The Washington PostDemocracy Dies in Darkness

MISS UNIVERSE, SIZING UP HER REIGN

ALICIA MACHADO ON A YEAR OF UPS AND DOWNS

By
May 15, 1997 at 8:00 p.m. EDT

BEVERLY HILLS, CALIF. -- Miss Universe is power-walking across Rodeo Drive. She stops at an espresso bar for a bottle of water and a bottle of what she thinks is sugar-free iced tea but turns out to be the real stuff.

She chugs the caloric version with a shrug and continues her race across a blur of boutiques -- Cartier, Tiffany, Gianfranco Ferre. She does not linger.

This was hardly the plan. The Miss Universe people scheduled window-shopping on Rodeo Drive as part of a Day in the Life of a Reigning Miss. But this Miss, Alicia Machado, the beauty queen who rose to international fame by putting on a few pounds, is in no mood to follow orders.

"I laughed when they told me they were bringing us to Rodeo Drive so you could see what my day is like," the 20-year-old Machado tells a reporter in mid-trot.

Machado wants the world to know she is not a fixture in this prohibitively posh district. "It's not like they pay me enough to come to Rodeo Drive," she says.

"If you want to see a real day in the life,' you'd have to get up at 4 so that you can be in a limo by 4:30, go to the airport, get on a plane, fly for 13 or 14 hours to wherever so that you can be received by another boring press conference and whatever other duties they have planned for you, then get to your hotel room at 1 in the morning so that you can start all over again the next day."

If the crown she won sometimes causes her misery, at least she knows it won't last much longer. Tonight Machado will pass on the crown to the next Miss Universe at the Miami Beach Convention Center.

It's not a moment too soon, as far as she's concerned. She's tired of being beleaguered about her weight, tired of the endless personal appearances in the name of the crown, tired of holding her breath while her real career beckons.

She's raring to move on to an acting career, hoping to start out by doing Mexican telenovelas, like Thalia, the queen of the novelas. In fact, she's been told she bears a resemblance to Thalia, and this pleases her.

The only thing in her way is finishing the commitment she bought into when she took that satin-sashed victory walk down a Las Vegas runway last May.

"Don't get me wrong," says Machado, the fourth Miss Venezuela to win the title. Only the United States has won it more, with six Miss USAs who have gone on to be Miss Universe. "It's been a great opportunity. I have become known throughout the world, which is what I wanted."

● Listed records:
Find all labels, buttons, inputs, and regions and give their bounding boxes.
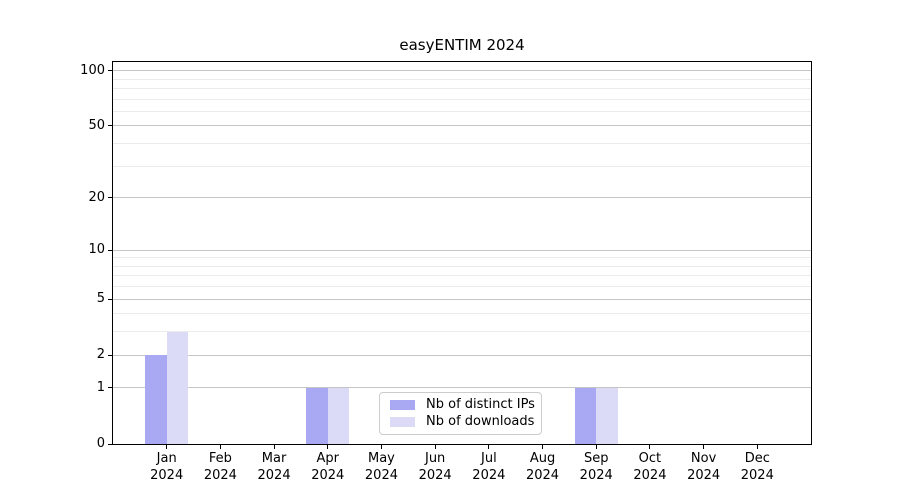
- x-tick-label-mar: Mar 2024: [257, 451, 291, 483]
- y-tick-50: [108, 125, 113, 127]
- y-tick-label-5: 5: [96, 291, 105, 307]
- x-tick-label-jul: Jul 2024: [472, 451, 506, 483]
- bar-distinct-ips-jan: [145, 355, 167, 444]
- x-tick-label-sep: Sep 2024: [579, 451, 613, 483]
- gridline-major-1: [113, 387, 811, 389]
- gridline-minor-30: [113, 165, 811, 167]
- gridline-major-100: [113, 70, 811, 72]
- x-tick-jul: [488, 444, 490, 449]
- bar-distinct-ips-sep: [574, 387, 597, 444]
- y-tick-1: [108, 387, 113, 389]
- x-tick-oct: [649, 444, 651, 449]
- legend-label-downloads: Nb of downloads: [426, 414, 535, 430]
- x-tick-nov: [703, 444, 705, 449]
- x-tick-label-jun: Jun 2024: [418, 451, 452, 483]
- x-tick-label-jan: Jan 2024: [150, 451, 184, 483]
- x-tick-label-feb: Feb 2024: [203, 451, 237, 483]
- legend-item-distinct-ips: Nb of distinct IPs: [390, 396, 535, 413]
- bar-downloads-apr: [327, 387, 350, 444]
- gridline-minor-60: [113, 110, 811, 112]
- y-tick-label-0: 0: [96, 436, 105, 451]
- gridline-major-10: [113, 249, 811, 251]
- gridline-minor-6: [113, 286, 811, 288]
- y-tick-2: [108, 354, 113, 356]
- y-tick-10: [108, 249, 113, 251]
- x-tick-may: [380, 444, 382, 449]
- bar-distinct-ips-apr: [306, 387, 328, 444]
- gridline-minor-3: [113, 331, 811, 333]
- gridline-minor-40: [113, 143, 811, 145]
- bar-downloads-sep: [596, 387, 618, 444]
- x-tick-label-aug: Aug 2024: [525, 451, 560, 483]
- x-tick-dec: [756, 444, 758, 449]
- gridline-minor-9: [113, 257, 811, 259]
- x-tick-aug: [542, 444, 544, 449]
- legend: Nb of distinct IPs Nb of downloads: [379, 392, 542, 435]
- bar-downloads-jan: [166, 331, 189, 444]
- distinct-ips-swatch: [390, 399, 415, 410]
- y-tick-label-50: 50: [88, 117, 105, 133]
- gridline-minor-8: [113, 265, 811, 267]
- x-tick-feb: [219, 444, 221, 449]
- legend-item-downloads: Nb of downloads: [390, 414, 534, 430]
- y-tick-5: [108, 298, 113, 300]
- x-tick-label-may: May 2024: [364, 451, 398, 483]
- x-tick-label-oct: Oct 2024: [633, 451, 667, 483]
- y-tick-100: [108, 70, 113, 72]
- y-tick-label-100: 100: [80, 62, 105, 78]
- x-tick-label-nov: Nov 2024: [687, 451, 721, 483]
- y-tick-label-20: 20: [88, 189, 105, 205]
- chart-title: easyENTIM 2024: [399, 36, 525, 54]
- gridline-minor-70: [113, 98, 811, 100]
- x-tick-apr: [327, 444, 329, 449]
- x-tick-label-apr: Apr 2024: [311, 451, 345, 483]
- y-tick-label-1: 1: [96, 379, 105, 395]
- x-tick-sep: [595, 444, 597, 449]
- y-tick-20: [108, 197, 113, 199]
- x-tick-jan: [166, 444, 168, 449]
- x-tick-jun: [434, 444, 436, 449]
- y-tick-label-2: 2: [96, 347, 105, 363]
- x-tick-label-dec: Dec 2024: [740, 451, 774, 483]
- gridline-major-2: [113, 354, 811, 356]
- downloads-swatch: [390, 417, 415, 428]
- gridline-major-20: [113, 197, 811, 199]
- gridline-minor-4: [113, 313, 811, 315]
- gridline-minor-7: [113, 275, 811, 277]
- x-tick-mar: [273, 444, 275, 449]
- gridline-minor-90: [113, 78, 811, 80]
- gridline-minor-80: [113, 88, 811, 90]
- plot-area: [112, 61, 812, 445]
- gridline-major-5: [113, 298, 811, 300]
- legend-label-distinct-ips: Nb of distinct IPs: [426, 396, 535, 412]
- y-tick-0: [108, 443, 113, 445]
- gridline-major-50: [113, 125, 811, 127]
- y-tick-label-10: 10: [88, 242, 105, 258]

● Things to do:
[A] In the article about Miss Universe Alicia Machado, where will she pass on the crown to the next Miss Universe?
[B] Update the Miss Universe article's passage starting with "It's not a moment" and going on through "real career beckons.", putting "public appearances" in place of "personal appearances".

● Outputs for the tasks:
[A] At the Miami Beach Convention Center.

[B]
It's not a moment too soon, as far as she's concerned. She's tired of being beleaguered about her weight, tired of the endless public appearances in the name of the crown, tired of holding her breath while her real career beckons.